The task:
Scan the entries below. List each line with "name".

Data to use:

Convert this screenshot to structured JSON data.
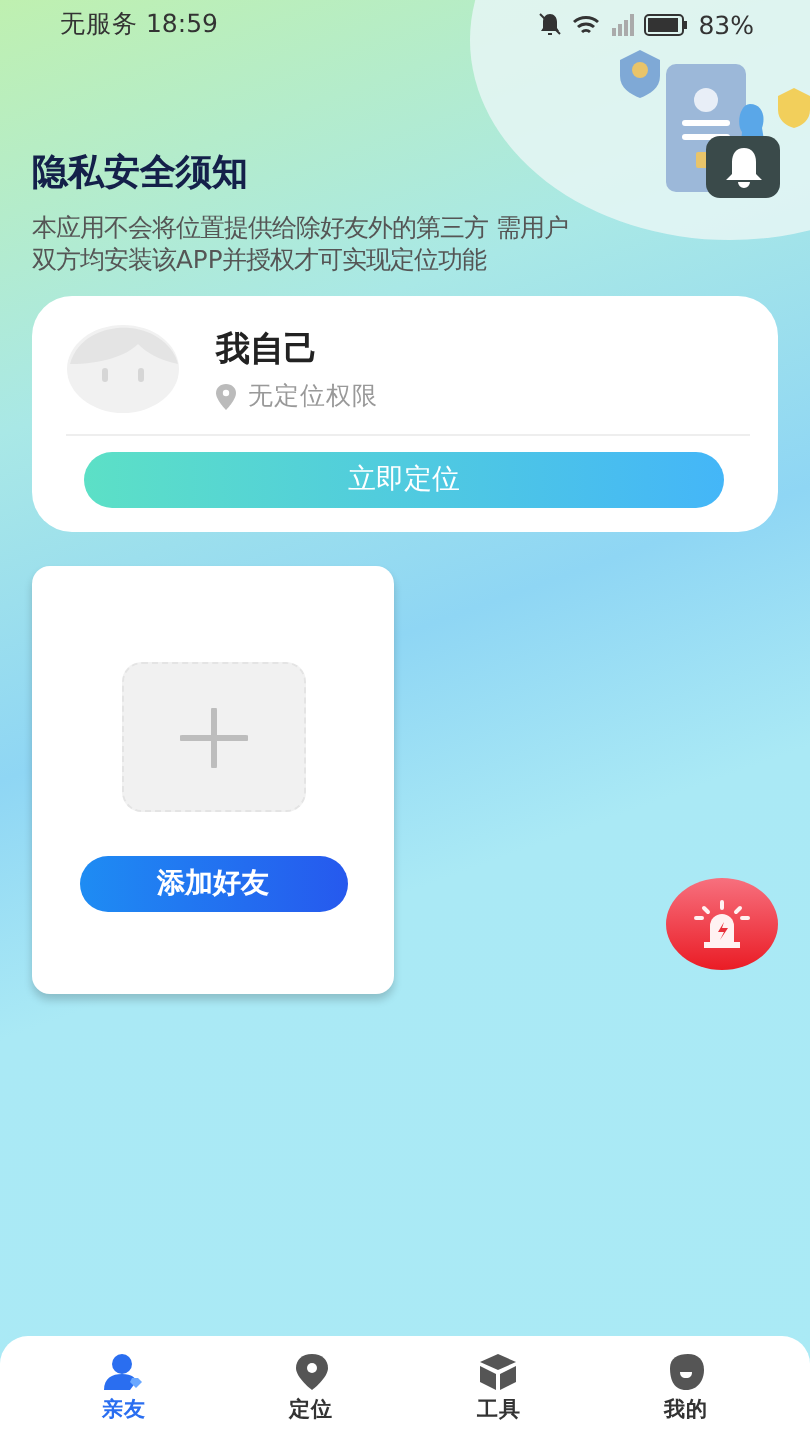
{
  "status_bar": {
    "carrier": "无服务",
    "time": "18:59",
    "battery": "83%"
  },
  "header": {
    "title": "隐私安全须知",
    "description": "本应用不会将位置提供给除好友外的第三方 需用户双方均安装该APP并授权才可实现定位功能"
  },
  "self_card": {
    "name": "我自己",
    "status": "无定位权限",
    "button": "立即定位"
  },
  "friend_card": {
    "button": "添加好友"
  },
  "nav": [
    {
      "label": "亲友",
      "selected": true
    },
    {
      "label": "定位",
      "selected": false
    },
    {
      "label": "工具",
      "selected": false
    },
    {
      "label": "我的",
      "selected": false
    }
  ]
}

--

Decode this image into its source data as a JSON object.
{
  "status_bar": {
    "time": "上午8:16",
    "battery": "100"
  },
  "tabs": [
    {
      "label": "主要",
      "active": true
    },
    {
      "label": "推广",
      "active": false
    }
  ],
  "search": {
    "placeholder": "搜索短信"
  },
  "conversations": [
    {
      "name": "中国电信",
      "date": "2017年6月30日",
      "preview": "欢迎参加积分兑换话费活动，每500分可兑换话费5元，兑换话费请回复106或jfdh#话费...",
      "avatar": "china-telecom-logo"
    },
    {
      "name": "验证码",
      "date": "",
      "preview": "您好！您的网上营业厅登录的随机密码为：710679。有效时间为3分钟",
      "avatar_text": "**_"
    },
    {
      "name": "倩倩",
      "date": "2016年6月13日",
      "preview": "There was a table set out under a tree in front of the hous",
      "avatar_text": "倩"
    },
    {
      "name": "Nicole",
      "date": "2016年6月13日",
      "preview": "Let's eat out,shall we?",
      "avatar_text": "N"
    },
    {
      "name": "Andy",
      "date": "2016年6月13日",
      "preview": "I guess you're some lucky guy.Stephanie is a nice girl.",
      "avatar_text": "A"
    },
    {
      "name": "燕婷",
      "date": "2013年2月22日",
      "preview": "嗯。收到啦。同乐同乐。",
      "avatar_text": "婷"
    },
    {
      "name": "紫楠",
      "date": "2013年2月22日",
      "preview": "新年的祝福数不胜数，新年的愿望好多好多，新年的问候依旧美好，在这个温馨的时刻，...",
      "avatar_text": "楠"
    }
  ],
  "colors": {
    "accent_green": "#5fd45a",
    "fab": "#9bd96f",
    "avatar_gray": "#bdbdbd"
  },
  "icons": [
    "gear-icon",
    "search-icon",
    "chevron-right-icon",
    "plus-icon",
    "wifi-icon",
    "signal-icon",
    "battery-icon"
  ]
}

Exercise response:
    "name": "我自己",
      "name": "中国电信",
      "name": "验证码",
      "name": "倩倩",
      "name": "Nicole",
      "name": "Andy",
      "name": "燕婷",
      "name": "紫楠",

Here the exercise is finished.